| TASK GOAL |
Transcribe the listing verbatim. Do not carry over any pictures.

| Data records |
---------------
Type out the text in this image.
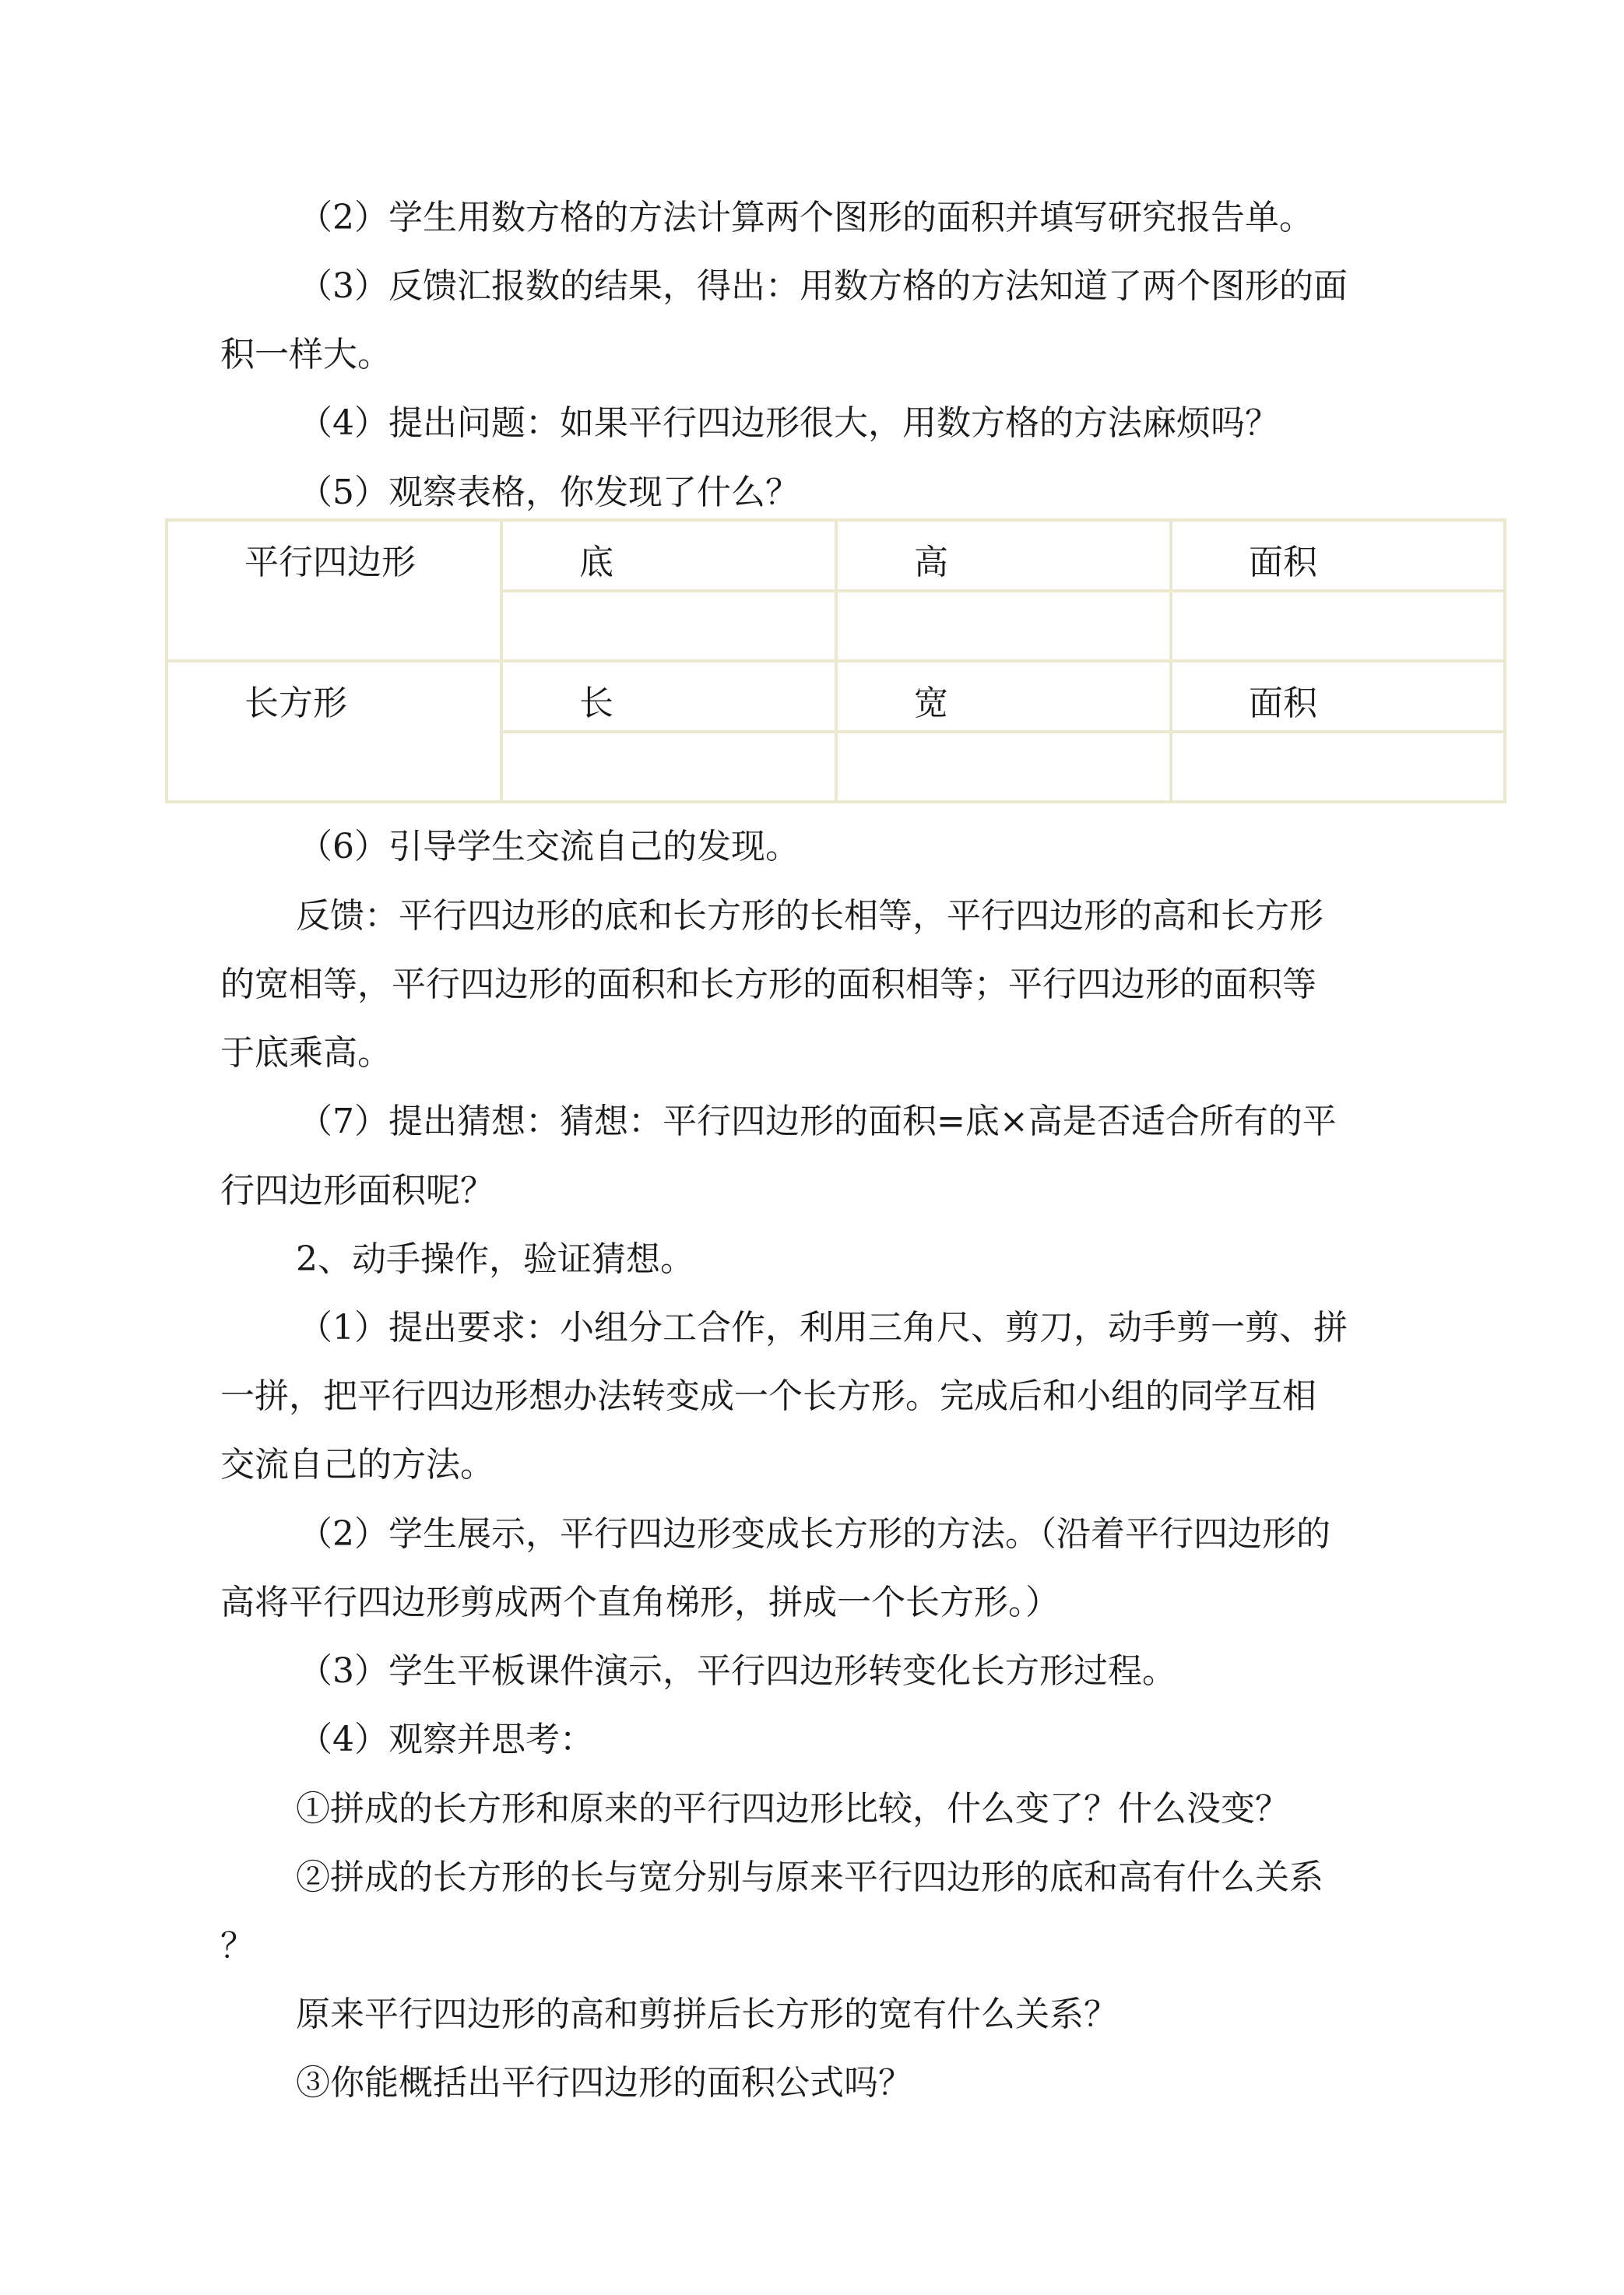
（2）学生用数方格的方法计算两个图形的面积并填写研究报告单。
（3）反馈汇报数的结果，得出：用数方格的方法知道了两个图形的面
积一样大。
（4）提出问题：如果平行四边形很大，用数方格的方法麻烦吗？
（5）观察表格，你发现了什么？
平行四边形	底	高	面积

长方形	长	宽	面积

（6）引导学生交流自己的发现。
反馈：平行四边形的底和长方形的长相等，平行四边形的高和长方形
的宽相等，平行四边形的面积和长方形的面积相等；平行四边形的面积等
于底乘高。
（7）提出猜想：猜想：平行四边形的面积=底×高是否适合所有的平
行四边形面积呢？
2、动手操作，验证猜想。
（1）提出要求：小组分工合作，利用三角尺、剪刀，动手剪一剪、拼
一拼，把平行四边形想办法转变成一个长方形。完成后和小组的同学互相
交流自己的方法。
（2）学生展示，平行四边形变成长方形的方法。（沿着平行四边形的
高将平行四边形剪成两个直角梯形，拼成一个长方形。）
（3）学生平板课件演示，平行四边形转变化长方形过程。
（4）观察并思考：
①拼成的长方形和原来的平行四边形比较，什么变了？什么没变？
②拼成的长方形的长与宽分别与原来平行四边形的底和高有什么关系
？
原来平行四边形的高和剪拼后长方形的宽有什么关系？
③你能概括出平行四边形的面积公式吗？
---------------
| FINAL RESULT |
Type out the text in this image.
（2）学生用数方格的方法计算两个图形的面积并填写研究报告单。
（3）反馈汇报数的结果，得出：用数方格的方法知道了两个图形的面
积一样大。
（4）提出问题：如果平行四边形很大，用数方格的方法麻烦吗？
（5）观察表格，你发现了什么？
平行四边形	底	高	面积

长方形	长	宽	面积

（6）引导学生交流自己的发现。
反馈：平行四边形的底和长方形的长相等，平行四边形的高和长方形
的宽相等，平行四边形的面积和长方形的面积相等；平行四边形的面积等
于底乘高。
（7）提出猜想：猜想：平行四边形的面积=底×高是否适合所有的平
行四边形面积呢？
2、动手操作，验证猜想。
（1）提出要求：小组分工合作，利用三角尺、剪刀，动手剪一剪、拼
一拼，把平行四边形想办法转变成一个长方形。完成后和小组的同学互相
交流自己的方法。
（2）学生展示，平行四边形变成长方形的方法。（沿着平行四边形的
高将平行四边形剪成两个直角梯形，拼成一个长方形。）
（3）学生平板课件演示，平行四边形转变化长方形过程。
（4）观察并思考：
①拼成的长方形和原来的平行四边形比较，什么变了？什么没变？
②拼成的长方形的长与宽分别与原来平行四边形的底和高有什么关系
？
原来平行四边形的高和剪拼后长方形的宽有什么关系？
③你能概括出平行四边形的面积公式吗？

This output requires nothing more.